Votre consigne — Rédigez la suite de l'article sur le choix entre masques et télétravail dans les entreprises, en reprenant juste après sa dernière phrase.

Masques ou télétravail, le nouveau dilemme des entreprises
Par Laurent Fargues le 26.08.2020
à 07h30
Challenges.fr
Sous la menace d’une deuxième vague épidémique, les
entreprises sont contraintes de se réinventer pour de longs mois. Entre
règles sanitaires strictes et encadrement du travail à distance, la
reprise s’annonce compliquée.
Covid-19,
saison 4. Après le confinement, le déconfinement et les congés d'été, les
patrons abordent la rentrée sous la menace persistante du coronavirus. "Ce
sera la première fois depuis le début de la crise sanitaire que les entreprises
auront à s'organiser avec 100% des salariés, remarque avec justesse Laurent
Berger, le leader de la CFDT. Face à une situation qui se dégrade plus vite que
prévu, il ne faut pas perdre de temps." Partout, managers, employés,
DRH, représentants du personnel s'activent pour réinventer le travail en temps
de risque pandémique. Partout, le même double dilemme se pose: appliquer des
règles sanitaires rigoureuses, indispensables bien sûr, mais dont on constate
qu'elles sont anxiogènes et génératrices de baisse de productivité ; et
relancer le télétravail, toujours
"recommandé" par le gouvernement et souhaité par des cohortes de
salariés, mais source d'inquiétudes pour bien des chefs d'entreprise.
Dans la torpeur
estivale, la ministre du Travail, Elisabeth Borne, a en effet rappelé aux Français la
dure réalité: la vitesse de circulation du virus augmente depuis
mi-juillet et les entreprises représentent près d’un quart des clusters. Le
port du masque sera donc obligatoire dans tous les espaces de travail, salles
de réunion, open spaces ou ateliers dès le 1er septembre, à
l’exception des bureaux individuels. Une mesure drastique qui laisse
les syndicats patronaux un brin perplexes. "D’un côté, cela a le
mérite d’être une règle simple, claire et pas insurmontable, observe François Asselin, président
de la Confédération des PME (CPME). De l’autre, il est crucial
qu’elle s’applique avec souplesse pour s’adapter à la réalité des
entreprises." Les principales dérogations seront annoncées le
31 août, a promis la ministre du Travail.

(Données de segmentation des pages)
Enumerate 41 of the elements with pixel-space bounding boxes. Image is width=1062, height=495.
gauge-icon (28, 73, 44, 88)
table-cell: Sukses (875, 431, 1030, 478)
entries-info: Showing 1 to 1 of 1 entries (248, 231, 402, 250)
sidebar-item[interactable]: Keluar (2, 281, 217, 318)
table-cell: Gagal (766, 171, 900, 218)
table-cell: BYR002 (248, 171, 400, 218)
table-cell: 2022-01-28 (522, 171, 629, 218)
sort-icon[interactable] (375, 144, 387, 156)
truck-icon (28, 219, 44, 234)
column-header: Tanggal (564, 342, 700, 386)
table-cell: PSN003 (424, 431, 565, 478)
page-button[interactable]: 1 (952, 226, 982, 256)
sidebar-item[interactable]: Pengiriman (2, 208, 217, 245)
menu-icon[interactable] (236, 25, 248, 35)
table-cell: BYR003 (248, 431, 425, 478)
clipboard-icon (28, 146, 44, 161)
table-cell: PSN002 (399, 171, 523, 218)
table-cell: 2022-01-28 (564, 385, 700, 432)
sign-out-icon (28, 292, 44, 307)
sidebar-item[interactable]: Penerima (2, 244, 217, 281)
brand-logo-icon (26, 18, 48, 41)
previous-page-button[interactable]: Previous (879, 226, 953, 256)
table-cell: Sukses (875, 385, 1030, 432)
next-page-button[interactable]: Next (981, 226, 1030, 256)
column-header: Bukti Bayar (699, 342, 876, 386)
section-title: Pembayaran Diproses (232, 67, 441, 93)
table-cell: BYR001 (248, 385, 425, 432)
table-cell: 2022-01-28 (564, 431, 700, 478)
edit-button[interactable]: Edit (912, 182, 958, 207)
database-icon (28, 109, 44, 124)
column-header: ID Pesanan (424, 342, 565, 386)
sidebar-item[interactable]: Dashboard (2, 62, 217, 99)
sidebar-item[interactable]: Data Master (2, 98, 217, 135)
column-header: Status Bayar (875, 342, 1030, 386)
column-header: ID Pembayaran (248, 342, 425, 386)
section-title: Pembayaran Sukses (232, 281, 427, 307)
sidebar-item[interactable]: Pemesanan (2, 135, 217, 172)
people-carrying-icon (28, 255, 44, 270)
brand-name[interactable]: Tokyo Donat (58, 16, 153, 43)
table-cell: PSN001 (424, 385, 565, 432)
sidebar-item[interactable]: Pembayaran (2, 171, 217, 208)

Résultat de l'exercice —
Eviter
le reconfinement
Les patrons de PME
s’alarment du coût de ces nouvelles règles. Il leur revient de fournir masques
et gel hydroalcoolique à leurs salariés et de désinfecter très régulièrement
les locaux. Un surcoût équivalent à 100 euros par salarié et par mois, selon
la CPME. Certes, pour les entreprises de moins de 50 salariés, la Sécurité
sociale peut verser une aide plafonnée à 5.000 euros, mais à condition
qu’une partie de la somme soit consacrée à des investissements pérennes, tels
des cloisons en plexiglas. Or, ces aménagements paraissent justement moins
utiles dès lors que le masque est obligatoire… "S’adapter sans cesse aux
nouvelles règles sanitaires est très chronophage, déplore Abdelkrim Talhaoui,
fondateur d’Octopeek, une start-up spécialisée dans l’intelligence
artificielle. Cela nous empêche de nous concentrer à 100% sur le cœur de notre
business et sur la relance après la crise." Très remonté, le syndicat
des indépendants et des entreprises de moins de 20 salariés fustige même
"un climat anxiogène qui provoque des difficultés pour la relance".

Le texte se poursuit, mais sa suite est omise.